- WORK REQUIRED
Render the lines of the listing as a numbered list, starting at the line containing "notification-badge[interactable]: ! <box>452" and ending at the line containing "today-progress: Today 4/6", with both included and blank lines left out.

- LISTED RECORDS
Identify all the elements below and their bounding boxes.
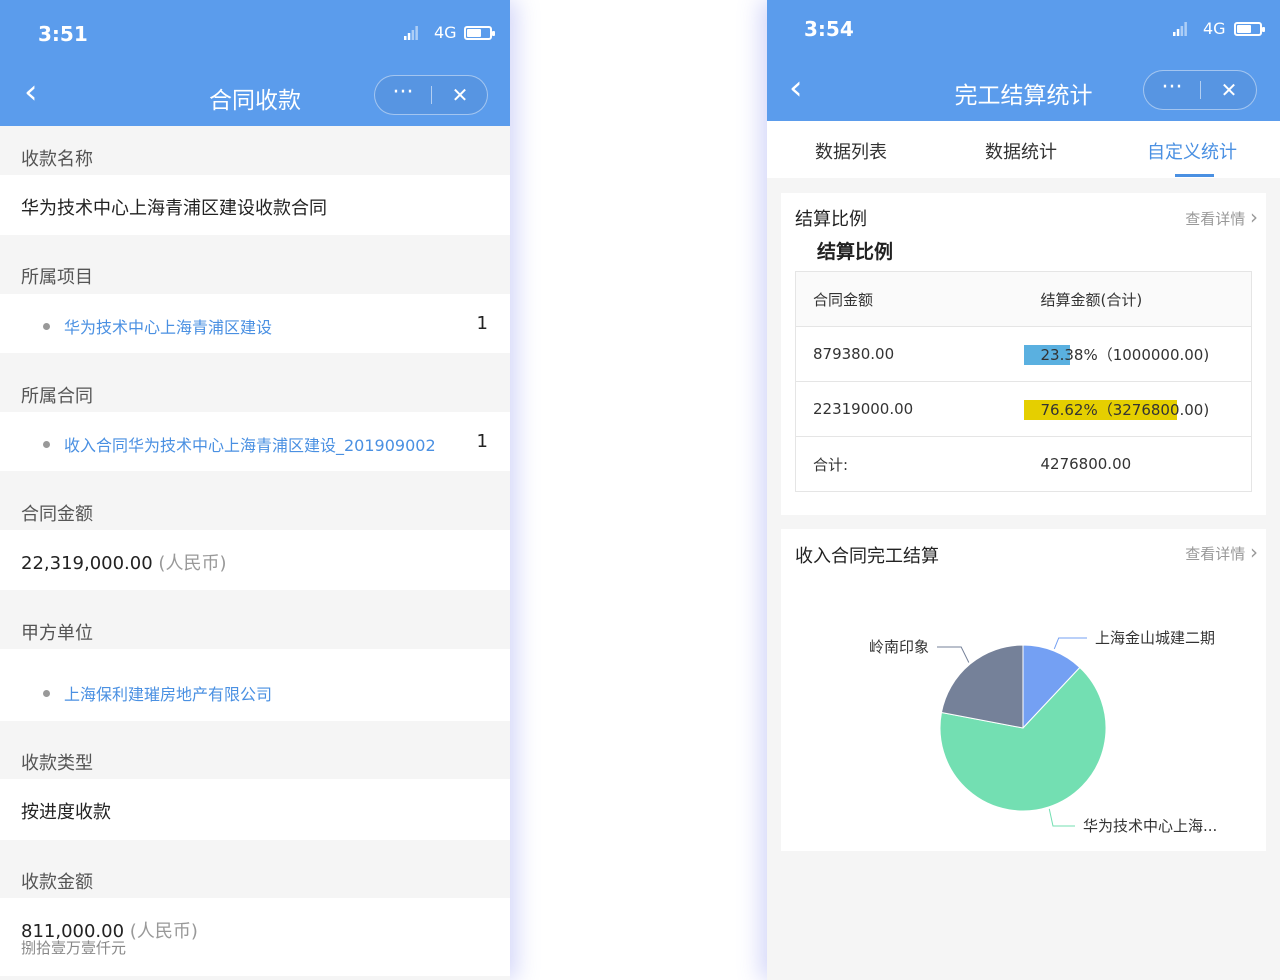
network-type: 4G — [434, 23, 457, 42]
contract-amount-value: 22,319,000.00 (人民币) — [21, 549, 226, 575]
field-label-project: 所属项目 — [21, 267, 93, 288]
total-label: 合计: — [795, 436, 1024, 492]
mini-program-capsule: ··· ✕ — [1143, 70, 1257, 110]
status-bar: 3:51 4G — [0, 0, 510, 64]
table-heading: 结算比例 — [817, 241, 894, 263]
field-label-contract: 所属合同 — [21, 386, 93, 407]
contract-amount-number: 22,319,000.00 — [21, 553, 153, 574]
contract-link-text: 收入合同华为技术中心上海青浦区建设_201909002 — [64, 436, 436, 455]
cell-settlement-ratio: 23.38%（1000000.00) — [1023, 326, 1252, 382]
pie-leader-line — [1048, 808, 1075, 827]
bullet-dot — [43, 323, 50, 330]
pie-label: 岭南印象 — [869, 638, 929, 656]
status-time: 3:51 — [38, 22, 88, 46]
income-contract-settlement-card: 收入合同完工结算 查看详情 › 上海金山城建二期 华为技术中心上海... 岭南印象 — [781, 529, 1266, 851]
field-label-party-a: 甲方单位 — [21, 623, 93, 644]
battery-icon — [1234, 22, 1265, 36]
pie-label: 华为技术中心上海... — [1083, 817, 1217, 835]
table-row: 879380.00 23.38%（1000000.00) — [795, 326, 1252, 382]
field-payment-name: 华为技术中心上海青浦区建设收款合同 — [0, 175, 510, 235]
status-time: 3:54 — [804, 17, 854, 41]
bullet-dot — [43, 441, 50, 448]
battery-icon — [464, 26, 495, 40]
view-details-link[interactable]: 查看详情 › — [1185, 205, 1258, 229]
settlement-pie-chart: 上海金山城建二期华为技术中心上海... 岭南印象 — [869, 629, 1217, 835]
field-value-payment-name: 华为技术中心上海青浦区建设收款合同 — [21, 198, 327, 219]
close-icon[interactable]: ✕ — [1201, 71, 1257, 109]
header-settlement-total: 结算金额(合计) — [1023, 271, 1252, 327]
cell-settlement-ratio: 76.62%（3276800.00) — [1023, 381, 1252, 437]
contract-count: 1 — [476, 431, 488, 452]
chevron-right-icon: › — [1250, 205, 1258, 229]
party-a-link-text: 上海保利建璀房地产有限公司 — [64, 685, 273, 704]
bullet-dot — [43, 690, 50, 697]
card-title-settlement-ratio: 结算比例 — [795, 209, 867, 230]
table-header-row: 合同金额 结算金额(合计) — [795, 271, 1252, 327]
header-contract-amount: 合同金额 — [795, 271, 1024, 327]
pie-leader-line — [1053, 637, 1087, 650]
ratio-text: 76.62%（3276800.00) — [1040, 400, 1210, 419]
field-payment-amount: 811,000.00 (人民币) 捌拾壹万壹仟元 — [0, 898, 510, 976]
mini-program-capsule: ··· ✕ — [374, 75, 488, 115]
contract-amount-unit: (人民币) — [158, 553, 227, 574]
payment-type-value: 按进度收款 — [21, 802, 111, 823]
view-details-text: 查看详情 — [1185, 210, 1246, 228]
tab-data-stats[interactable]: 数据统计 — [985, 138, 1057, 164]
signal-icon — [404, 26, 418, 40]
left-phone-screen: 3:51 4G ‹ 合同收款 ··· ✕ 收款名称 华为技术中心上海青浦区建设收… — [0, 0, 510, 980]
pie-leader-line — [937, 646, 970, 663]
field-label-payment-amount: 收款金额 — [21, 872, 93, 893]
status-bar: 3:54 4G — [767, 0, 1280, 60]
project-link[interactable]: 华为技术中心上海青浦区建设 — [43, 314, 272, 338]
nav-bar: ‹ 完工结算统计 ··· ✕ — [767, 60, 1280, 121]
project-link-text: 华为技术中心上海青浦区建设 — [64, 318, 273, 337]
total-value: 4276800.00 — [1023, 436, 1252, 492]
field-contract: 收入合同华为技术中心上海青浦区建设_201909002 1 — [0, 412, 510, 471]
ratio-text: 23.38%（1000000.00) — [1040, 345, 1210, 364]
payment-amount-unit: (人民币) — [129, 921, 198, 942]
settlement-ratio-table: 合同金额 结算金额(合计) 879380.00 23.38%（1000000.0… — [795, 271, 1252, 492]
close-icon[interactable]: ✕ — [432, 76, 488, 114]
field-project: 华为技术中心上海青浦区建设 1 — [0, 294, 510, 353]
signal-icon — [1173, 22, 1187, 36]
party-a-link[interactable]: 上海保利建璀房地产有限公司 — [43, 681, 272, 705]
table-row: 22319000.00 76.62%（3276800.00) — [795, 381, 1252, 437]
project-count: 1 — [476, 313, 488, 334]
field-label-contract-amount: 合同金额 — [21, 504, 93, 525]
tab-custom-stats[interactable]: 自定义统计 — [1147, 138, 1237, 164]
payment-amount-in-words: 捌拾壹万壹仟元 — [21, 939, 127, 957]
cell-contract-amount: 879380.00 — [795, 326, 1024, 382]
field-party-a: 上海保利建璀房地产有限公司 — [0, 649, 510, 721]
more-icon[interactable]: ··· — [375, 76, 431, 114]
contract-link[interactable]: 收入合同华为技术中心上海青浦区建设_201909002 — [43, 432, 436, 456]
tab-bar: 数据列表 数据统计 自定义统计 — [767, 121, 1280, 178]
tab-data-list[interactable]: 数据列表 — [815, 138, 887, 164]
active-tab-indicator — [1175, 174, 1214, 177]
more-icon[interactable]: ··· — [1144, 71, 1200, 109]
settlement-ratio-card: 结算比例 查看详情 › 结算比例 合同金额 结算金额(合计) 879380.00… — [781, 193, 1266, 515]
field-label-payment-type: 收款类型 — [21, 753, 93, 774]
right-phone-screen: 3:54 4G ‹ 完工结算统计 ··· ✕ 数据列表 数据统计 自定义统计 结… — [767, 0, 1280, 980]
cell-contract-amount: 22319000.00 — [795, 381, 1024, 437]
field-contract-amount: 22,319,000.00 (人民币) — [0, 530, 510, 590]
network-type: 4G — [1203, 19, 1226, 38]
pie-label: 上海金山城建二期 — [1095, 629, 1215, 647]
field-payment-type: 按进度收款 — [0, 779, 510, 840]
table-total-row: 合计: 4276800.00 — [795, 436, 1252, 492]
nav-bar: ‹ 合同收款 ··· ✕ — [0, 64, 510, 126]
field-label-payment-name: 收款名称 — [21, 149, 93, 170]
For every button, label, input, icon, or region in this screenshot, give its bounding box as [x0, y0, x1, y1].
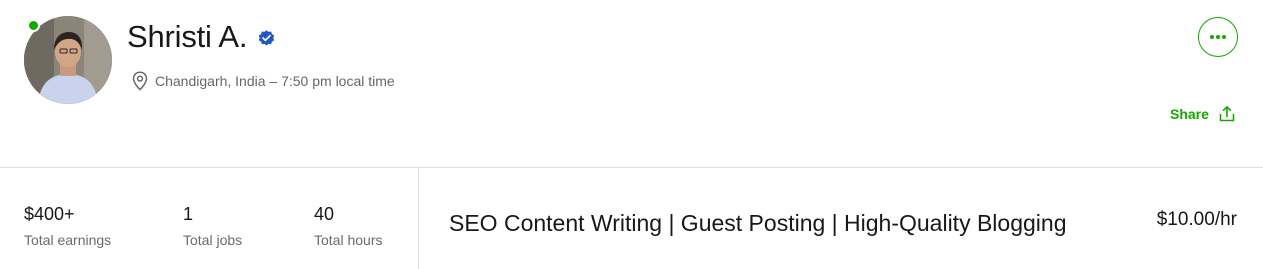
hourly-rate: $10.00/hr: [1156, 209, 1237, 230]
profile-header: Shristi A. Chandigarh, India – 7:50 pm l…: [0, 0, 1263, 167]
share-button[interactable]: Share: [1170, 105, 1236, 123]
online-status-dot: [27, 19, 40, 32]
more-options-button[interactable]: [1198, 17, 1238, 57]
stat-label: Total hours: [314, 232, 383, 248]
header-divider: [0, 167, 1263, 168]
profile-title: SEO Content Writing | Guest Posting | Hi…: [449, 210, 1067, 236]
location-text: Chandigarh, India – 7:50 pm local time: [155, 73, 395, 89]
verified-badge-icon: [257, 29, 276, 48]
share-label: Share: [1170, 106, 1209, 122]
share-upload-icon: [1218, 105, 1236, 123]
stat-total-hours: 40 Total hours: [314, 203, 382, 249]
stat-total-earnings: $400+ Total earnings: [24, 203, 111, 249]
stat-value: 40: [314, 204, 335, 224]
stat-value: $400+: [24, 204, 75, 224]
stats-divider: [418, 168, 419, 269]
stat-value: 1: [183, 204, 194, 224]
name-row: Shristi A.: [127, 19, 276, 55]
freelancer-profile-card: Shristi A. Chandigarh, India – 7:50 pm l…: [0, 0, 1263, 269]
stat-total-jobs: 1 Total jobs: [183, 203, 242, 249]
map-pin-icon: [132, 71, 148, 91]
location-row: Chandigarh, India – 7:50 pm local time: [132, 71, 395, 91]
avatar[interactable]: [24, 16, 112, 104]
freelancer-name: Shristi A.: [127, 19, 248, 54]
stat-label: Total earnings: [24, 232, 112, 248]
stat-label: Total jobs: [183, 232, 243, 248]
more-dots-icon: [1210, 35, 1226, 39]
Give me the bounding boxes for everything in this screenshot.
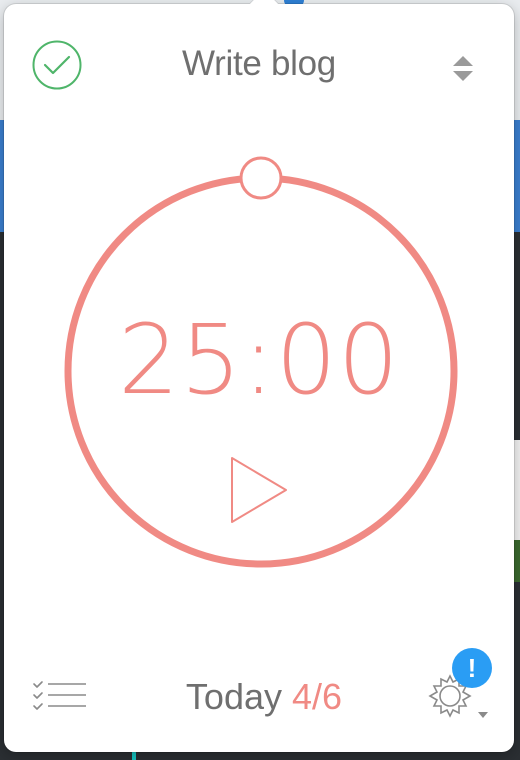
notification-badge[interactable]: ! <box>452 648 492 688</box>
today-label: Today <box>185 676 282 717</box>
checklist-icon <box>33 681 86 710</box>
timer-popover: Write blog 25:00 Today 4/6 ! <box>4 0 514 752</box>
chevron-down-icon <box>478 712 488 718</box>
timer-knob[interactable] <box>239 156 283 200</box>
play-button[interactable] <box>226 454 292 526</box>
play-icon <box>231 457 287 523</box>
today-progress: Today 4/6 <box>144 676 384 718</box>
task-list-button[interactable] <box>32 680 88 714</box>
today-count: 4/6 <box>292 676 343 717</box>
time-display: 25:00 <box>118 304 400 416</box>
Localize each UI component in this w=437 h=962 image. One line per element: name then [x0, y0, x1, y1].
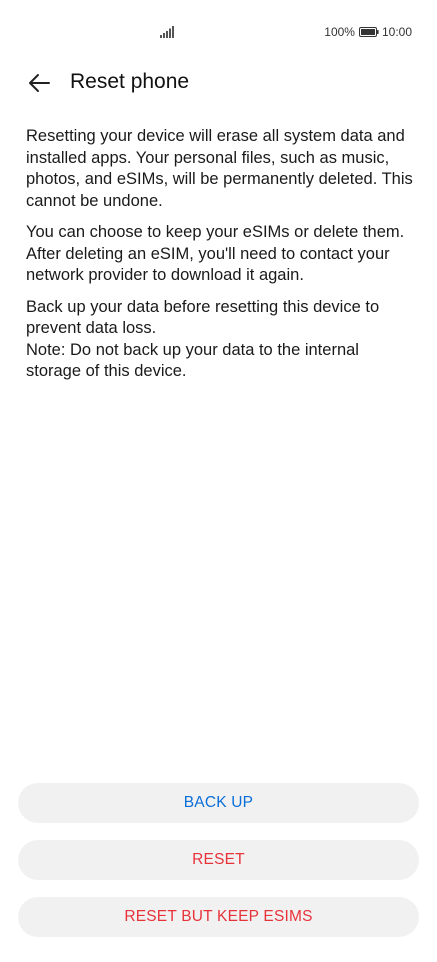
note-paragraph: Note: Do not back up your data to the in…	[26, 340, 359, 381]
battery-percent: 100%	[324, 25, 355, 39]
back-button[interactable]	[22, 68, 56, 98]
page-title: Reset phone	[70, 70, 190, 93]
description-paragraph: Resetting your device will erase all sys…	[26, 127, 413, 210]
back-up-button[interactable]: BACK UP	[18, 783, 419, 823]
status-right: 100% 10:00	[324, 25, 412, 39]
battery-full-icon	[358, 27, 379, 37]
signal-bars-icon	[160, 26, 174, 38]
content: Resetting your device will erase all sys…	[26, 126, 418, 383]
clock: 10:00	[381, 25, 412, 39]
reset-button[interactable]: RESET	[18, 840, 419, 880]
status-bar: 100% 10:00	[0, 0, 437, 64]
header: Reset phone	[0, 64, 437, 104]
arrow-left-icon	[29, 74, 50, 92]
description-paragraph: You can choose to keep your eSIMs or del…	[26, 223, 405, 284]
reset-keep-esims-button[interactable]: RESET BUT KEEP ESIMS	[18, 897, 419, 937]
description-paragraph: Back up your data before resetting this …	[26, 297, 380, 338]
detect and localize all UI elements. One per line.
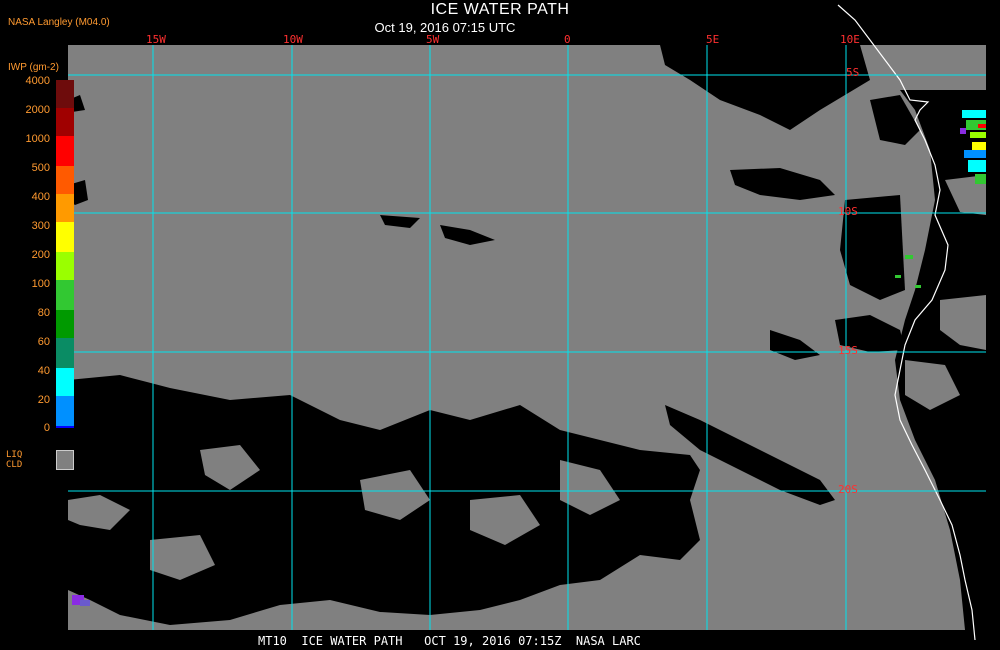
legend-tick: 60: [37, 336, 50, 348]
legend-title: IWP (gm-2): [8, 62, 59, 73]
legend-tick: 2000: [25, 104, 50, 116]
legend-tick: 1000: [25, 133, 50, 145]
legend-tick: 0: [43, 422, 50, 434]
legend-swatch: [56, 252, 74, 280]
lon-label-10e: 10E: [840, 33, 860, 46]
legend-swatch: [56, 108, 74, 136]
lon-label-0: 0: [564, 33, 571, 46]
legend-swatch: [56, 338, 74, 368]
satellite-image-viewer: ICE WATER PATH Oct 19, 2016 07:15 UTC NA…: [0, 0, 1000, 650]
liquid-cloud-label-2: CLD: [6, 460, 23, 470]
legend-tick: 100: [31, 278, 50, 290]
lon-label-15w: 15W: [146, 33, 166, 46]
legend-swatch: [56, 136, 74, 166]
legend-tick: 500: [31, 162, 50, 174]
legend-tick: 300: [31, 220, 50, 232]
lat-label-15s: 15S: [838, 344, 858, 357]
lon-label-5e: 5E: [706, 33, 720, 46]
legend-tick: 400: [31, 191, 50, 203]
legend-swatch: [56, 426, 74, 428]
liquid-cloud-swatch: [56, 450, 74, 470]
liquid-cloud-label-1: LIQ: [6, 450, 23, 460]
lat-label-10s: 10S: [838, 205, 858, 218]
lat-label-5s: 5S: [846, 66, 860, 79]
lat-label-20s: 20S: [838, 483, 858, 496]
legend-swatch: [56, 166, 74, 194]
legend-swatch: [56, 222, 74, 252]
clear-sky-regions: [68, 45, 986, 630]
lon-label-5w: 5W: [426, 33, 440, 46]
legend-tick: 20: [37, 394, 50, 406]
legend-swatch: [56, 310, 74, 338]
legend-swatch: [56, 396, 74, 426]
lon-label-10w: 10W: [283, 33, 303, 46]
legend-swatch: [56, 194, 74, 222]
legend-tick: 80: [37, 307, 50, 319]
image-footer: MT10 ICE WATER PATH OCT 19, 2016 07:15Z …: [258, 634, 641, 648]
map-overlay: [68, 4, 986, 641]
legend-tick: 4000: [25, 75, 50, 87]
legend-swatch: [56, 280, 74, 310]
legend-swatch: [56, 368, 74, 396]
legend-tick: 40: [37, 365, 50, 377]
legend-swatch: [56, 80, 74, 108]
legend-tick: 200: [31, 249, 50, 261]
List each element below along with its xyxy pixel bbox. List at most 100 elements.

- WRITTEN RESPONSE
1. notification-badge[interactable]: ! <box>452 648 492 688</box>
2. today-label: Today <box>185 676 282 717</box>
3. checklist-icon <box>33 681 86 710</box>
4. timer-popover: Write blog 25:00 Today 4/6 ! <box>4 0 514 752</box>
5. chevron-down-icon <box>478 712 488 718</box>
6. timer-knob[interactable] <box>239 156 283 200</box>
7. play-button[interactable] <box>226 454 292 526</box>
8. play-icon <box>231 457 287 523</box>
9. today-progress: Today 4/6 <box>144 676 384 718</box>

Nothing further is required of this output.